Dataset excerpt
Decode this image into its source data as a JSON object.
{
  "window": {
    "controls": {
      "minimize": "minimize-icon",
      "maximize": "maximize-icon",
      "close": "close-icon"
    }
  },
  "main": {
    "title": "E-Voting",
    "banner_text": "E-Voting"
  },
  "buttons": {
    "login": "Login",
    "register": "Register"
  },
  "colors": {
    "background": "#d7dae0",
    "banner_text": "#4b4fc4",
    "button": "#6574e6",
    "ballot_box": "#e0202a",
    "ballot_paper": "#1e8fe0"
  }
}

Directive:
Quote each line of the data above exactly as written.

Written response:
Decode this image into its source data as a JSON object.
{
  "window": {
    "controls": {
      "minimize": "minimize-icon",
      "maximize": "maximize-icon",
      "close": "close-icon"
    }
  },
  "main": {
    "title": "E-Voting",
    "banner_text": "E-Voting"
  },
  "buttons": {
    "login": "Login",
    "register": "Register"
  },
  "colors": {
    "background": "#d7dae0",
    "banner_text": "#4b4fc4",
    "button": "#6574e6",
    "ballot_box": "#e0202a",
    "ballot_paper": "#1e8fe0"
  }
}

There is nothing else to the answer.